Problem requirements: Show all lines holding the string "Gesundheitspolitischen".

++++ Data for the task

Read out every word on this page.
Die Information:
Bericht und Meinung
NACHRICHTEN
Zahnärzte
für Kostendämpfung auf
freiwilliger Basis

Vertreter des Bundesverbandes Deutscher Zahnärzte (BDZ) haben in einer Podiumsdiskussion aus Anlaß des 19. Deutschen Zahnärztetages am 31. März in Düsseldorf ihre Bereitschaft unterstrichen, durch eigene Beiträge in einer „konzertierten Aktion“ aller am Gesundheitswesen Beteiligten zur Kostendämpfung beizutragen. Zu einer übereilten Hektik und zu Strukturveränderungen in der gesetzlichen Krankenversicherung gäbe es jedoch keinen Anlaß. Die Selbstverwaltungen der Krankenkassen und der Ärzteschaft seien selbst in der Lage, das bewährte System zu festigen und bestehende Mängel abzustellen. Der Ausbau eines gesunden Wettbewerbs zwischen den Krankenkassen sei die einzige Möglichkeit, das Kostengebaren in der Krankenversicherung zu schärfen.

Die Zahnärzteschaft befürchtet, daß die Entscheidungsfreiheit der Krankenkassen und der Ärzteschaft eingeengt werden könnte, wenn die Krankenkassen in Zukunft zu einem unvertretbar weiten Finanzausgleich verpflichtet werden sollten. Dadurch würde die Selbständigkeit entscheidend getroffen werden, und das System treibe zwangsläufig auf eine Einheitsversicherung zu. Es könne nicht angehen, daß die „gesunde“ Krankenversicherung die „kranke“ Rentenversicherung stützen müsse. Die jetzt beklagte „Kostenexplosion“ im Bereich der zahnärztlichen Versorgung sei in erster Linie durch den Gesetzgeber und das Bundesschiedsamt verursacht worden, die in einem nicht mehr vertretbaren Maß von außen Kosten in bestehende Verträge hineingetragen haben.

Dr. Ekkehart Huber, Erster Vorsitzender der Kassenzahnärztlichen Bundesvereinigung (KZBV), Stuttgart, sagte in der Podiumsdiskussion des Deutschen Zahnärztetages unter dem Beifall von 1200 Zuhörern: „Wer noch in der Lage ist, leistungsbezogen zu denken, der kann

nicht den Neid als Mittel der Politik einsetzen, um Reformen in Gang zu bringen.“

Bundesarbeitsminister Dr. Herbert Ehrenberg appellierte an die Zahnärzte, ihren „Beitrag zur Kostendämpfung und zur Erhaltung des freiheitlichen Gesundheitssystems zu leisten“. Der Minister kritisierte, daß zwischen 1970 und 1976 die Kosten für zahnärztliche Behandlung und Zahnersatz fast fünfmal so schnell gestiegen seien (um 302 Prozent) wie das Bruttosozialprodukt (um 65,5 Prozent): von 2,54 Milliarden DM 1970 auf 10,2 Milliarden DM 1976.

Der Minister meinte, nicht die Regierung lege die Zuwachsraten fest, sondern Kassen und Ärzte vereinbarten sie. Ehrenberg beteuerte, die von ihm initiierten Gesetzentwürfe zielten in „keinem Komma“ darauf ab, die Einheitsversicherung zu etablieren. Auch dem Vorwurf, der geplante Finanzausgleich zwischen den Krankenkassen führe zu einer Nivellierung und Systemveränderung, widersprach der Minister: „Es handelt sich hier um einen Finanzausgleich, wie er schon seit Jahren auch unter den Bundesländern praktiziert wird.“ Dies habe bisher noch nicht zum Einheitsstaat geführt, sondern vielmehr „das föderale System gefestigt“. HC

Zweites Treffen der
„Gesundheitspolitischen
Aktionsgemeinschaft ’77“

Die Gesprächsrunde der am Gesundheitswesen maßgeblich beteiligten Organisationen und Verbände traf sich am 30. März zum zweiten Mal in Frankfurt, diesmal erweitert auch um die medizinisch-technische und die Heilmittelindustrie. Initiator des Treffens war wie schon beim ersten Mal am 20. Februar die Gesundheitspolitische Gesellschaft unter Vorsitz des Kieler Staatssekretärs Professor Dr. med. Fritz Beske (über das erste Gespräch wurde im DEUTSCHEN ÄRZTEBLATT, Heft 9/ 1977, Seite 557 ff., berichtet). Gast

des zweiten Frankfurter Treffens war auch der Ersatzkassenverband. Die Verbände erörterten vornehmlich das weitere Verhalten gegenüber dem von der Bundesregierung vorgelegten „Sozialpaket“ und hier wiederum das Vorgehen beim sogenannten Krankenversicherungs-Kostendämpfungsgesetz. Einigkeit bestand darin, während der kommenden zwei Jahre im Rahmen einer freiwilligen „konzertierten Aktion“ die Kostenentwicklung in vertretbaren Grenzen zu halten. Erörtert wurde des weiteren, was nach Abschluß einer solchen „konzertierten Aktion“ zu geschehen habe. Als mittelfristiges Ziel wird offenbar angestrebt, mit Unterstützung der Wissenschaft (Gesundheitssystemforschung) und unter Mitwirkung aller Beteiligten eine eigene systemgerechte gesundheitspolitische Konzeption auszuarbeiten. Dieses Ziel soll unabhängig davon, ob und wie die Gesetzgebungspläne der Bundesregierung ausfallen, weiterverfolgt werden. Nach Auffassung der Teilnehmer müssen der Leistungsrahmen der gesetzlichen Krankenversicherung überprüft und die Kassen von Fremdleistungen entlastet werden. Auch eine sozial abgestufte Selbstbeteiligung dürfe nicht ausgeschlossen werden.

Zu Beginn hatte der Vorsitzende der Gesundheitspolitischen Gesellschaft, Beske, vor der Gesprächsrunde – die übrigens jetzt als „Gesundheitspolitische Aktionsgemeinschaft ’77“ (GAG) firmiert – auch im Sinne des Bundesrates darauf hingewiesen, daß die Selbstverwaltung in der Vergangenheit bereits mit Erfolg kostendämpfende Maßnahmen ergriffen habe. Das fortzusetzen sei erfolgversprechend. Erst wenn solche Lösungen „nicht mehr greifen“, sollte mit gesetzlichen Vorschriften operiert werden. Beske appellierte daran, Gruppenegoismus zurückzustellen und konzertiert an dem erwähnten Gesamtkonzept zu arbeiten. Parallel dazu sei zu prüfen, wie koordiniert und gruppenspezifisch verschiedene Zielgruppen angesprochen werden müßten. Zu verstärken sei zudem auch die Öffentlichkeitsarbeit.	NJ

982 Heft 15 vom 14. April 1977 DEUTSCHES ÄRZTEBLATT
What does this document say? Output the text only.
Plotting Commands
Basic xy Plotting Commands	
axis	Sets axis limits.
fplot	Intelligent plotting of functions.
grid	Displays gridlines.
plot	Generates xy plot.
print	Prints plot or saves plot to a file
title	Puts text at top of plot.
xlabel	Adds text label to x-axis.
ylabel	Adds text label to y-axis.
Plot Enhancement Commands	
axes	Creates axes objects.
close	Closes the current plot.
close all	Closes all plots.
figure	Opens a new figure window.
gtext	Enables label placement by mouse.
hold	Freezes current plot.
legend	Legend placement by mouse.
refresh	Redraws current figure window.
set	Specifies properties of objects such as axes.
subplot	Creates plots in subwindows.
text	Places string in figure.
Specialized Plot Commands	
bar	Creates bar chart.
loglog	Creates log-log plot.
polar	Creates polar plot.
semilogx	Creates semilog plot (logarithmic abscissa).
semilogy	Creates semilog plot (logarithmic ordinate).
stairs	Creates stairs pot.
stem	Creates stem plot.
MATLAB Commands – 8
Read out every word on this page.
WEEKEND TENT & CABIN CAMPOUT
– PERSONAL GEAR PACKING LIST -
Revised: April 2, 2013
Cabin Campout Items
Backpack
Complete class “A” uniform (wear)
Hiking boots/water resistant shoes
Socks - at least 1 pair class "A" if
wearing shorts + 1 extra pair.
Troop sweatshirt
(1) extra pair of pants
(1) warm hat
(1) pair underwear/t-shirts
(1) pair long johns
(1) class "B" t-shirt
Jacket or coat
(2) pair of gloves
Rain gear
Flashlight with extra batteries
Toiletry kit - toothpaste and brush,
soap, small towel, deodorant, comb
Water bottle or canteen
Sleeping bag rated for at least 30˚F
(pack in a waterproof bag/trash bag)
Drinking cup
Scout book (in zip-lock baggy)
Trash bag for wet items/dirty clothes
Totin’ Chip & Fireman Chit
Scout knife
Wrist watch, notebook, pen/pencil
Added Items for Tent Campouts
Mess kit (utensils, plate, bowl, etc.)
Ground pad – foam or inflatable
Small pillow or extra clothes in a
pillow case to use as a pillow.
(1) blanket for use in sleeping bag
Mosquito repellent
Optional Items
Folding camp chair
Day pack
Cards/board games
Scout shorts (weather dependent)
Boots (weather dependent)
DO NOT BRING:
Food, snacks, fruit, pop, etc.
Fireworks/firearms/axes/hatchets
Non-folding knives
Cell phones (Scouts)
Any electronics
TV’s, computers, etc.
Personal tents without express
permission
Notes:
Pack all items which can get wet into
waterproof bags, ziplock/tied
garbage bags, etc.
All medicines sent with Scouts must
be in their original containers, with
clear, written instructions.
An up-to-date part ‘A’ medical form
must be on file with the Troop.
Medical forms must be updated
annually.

++++++++

Full solution:
„Gesundheitspolitischen
Zu Beginn hatte der Vorsitzende der Gesundheitspolitischen Gesellschaft, Beske, vor der Gesprächsrunde – die übrigens jetzt als „Gesundheitspolitische Aktionsgemeinschaft ’77“ (GAG) firmiert – auch im Sinne des Bundesrates darauf hingewiesen, daß die Selbstverwaltung in der Vergangenheit bereits mit Erfolg kostendämpfende Maßnahmen ergriffen habe. Das fortzusetzen sei erfolgversprechend. Erst wenn solche Lösungen „nicht mehr greifen“, sollte mit gesetzlichen Vorschriften operiert werden. Beske appellierte daran, Gruppenegoismus zurückzustellen und konzertiert an dem erwähnten Gesamtkonzept zu arbeiten. Parallel dazu sei zu prüfen, wie koordiniert und gruppenspezifisch verschiedene Zielgruppen angesprochen werden müßten. Zu verstärken sei zudem auch die Öffentlichkeitsarbeit.	NJ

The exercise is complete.